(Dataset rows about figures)
* START *

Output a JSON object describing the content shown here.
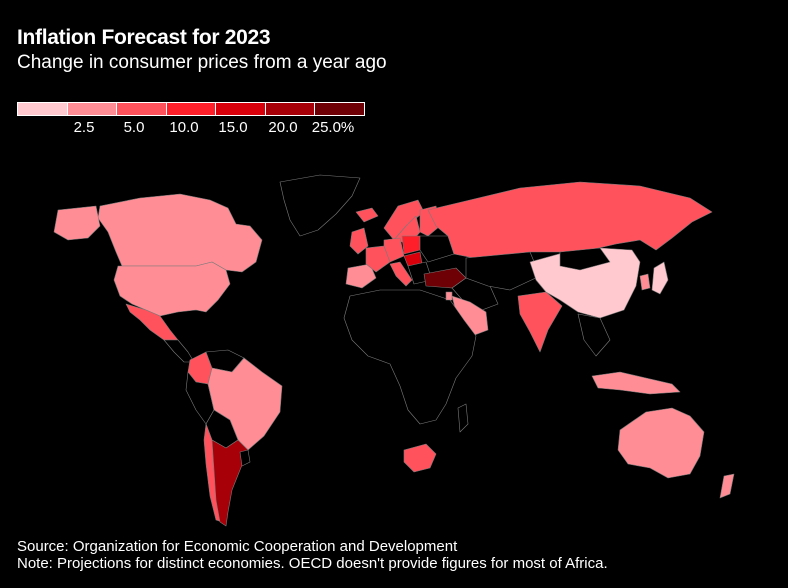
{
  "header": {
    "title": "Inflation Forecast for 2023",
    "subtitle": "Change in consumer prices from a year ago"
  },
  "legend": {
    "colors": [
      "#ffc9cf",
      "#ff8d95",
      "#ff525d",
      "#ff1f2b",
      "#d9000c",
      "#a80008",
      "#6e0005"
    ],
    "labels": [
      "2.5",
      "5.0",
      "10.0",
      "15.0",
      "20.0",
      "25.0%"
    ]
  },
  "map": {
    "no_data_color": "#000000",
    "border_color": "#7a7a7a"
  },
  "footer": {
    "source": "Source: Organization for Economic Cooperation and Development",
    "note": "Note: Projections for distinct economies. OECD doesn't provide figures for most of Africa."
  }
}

* END *
* START *

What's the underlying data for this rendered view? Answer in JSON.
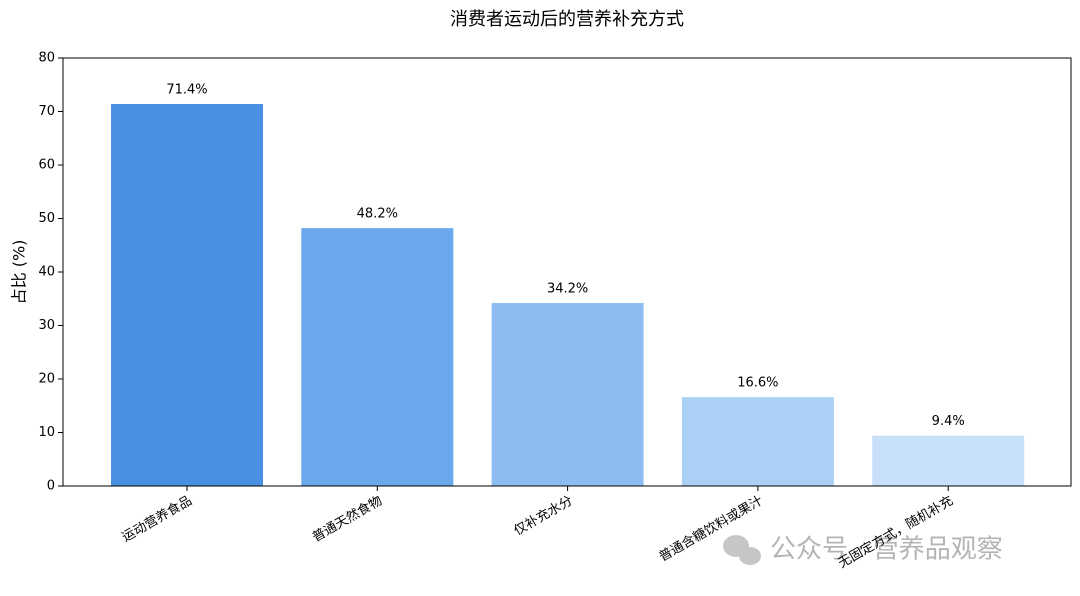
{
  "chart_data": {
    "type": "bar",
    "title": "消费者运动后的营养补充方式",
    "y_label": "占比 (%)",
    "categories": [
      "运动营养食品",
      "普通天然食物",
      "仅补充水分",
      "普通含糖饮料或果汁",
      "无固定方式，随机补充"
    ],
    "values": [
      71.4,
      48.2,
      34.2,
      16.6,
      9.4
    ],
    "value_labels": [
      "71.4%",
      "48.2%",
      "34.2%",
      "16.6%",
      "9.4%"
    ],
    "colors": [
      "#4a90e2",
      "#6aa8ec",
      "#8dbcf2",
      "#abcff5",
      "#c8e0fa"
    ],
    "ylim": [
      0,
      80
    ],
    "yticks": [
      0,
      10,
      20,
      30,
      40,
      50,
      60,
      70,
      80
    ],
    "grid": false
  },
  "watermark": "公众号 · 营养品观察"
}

* END *

Locate the word "JSON" in the entries, and copy every line where it is found.

Output a JSON object describing the content shown here.
What's the underlying data for this rendered view? Answer in JSON.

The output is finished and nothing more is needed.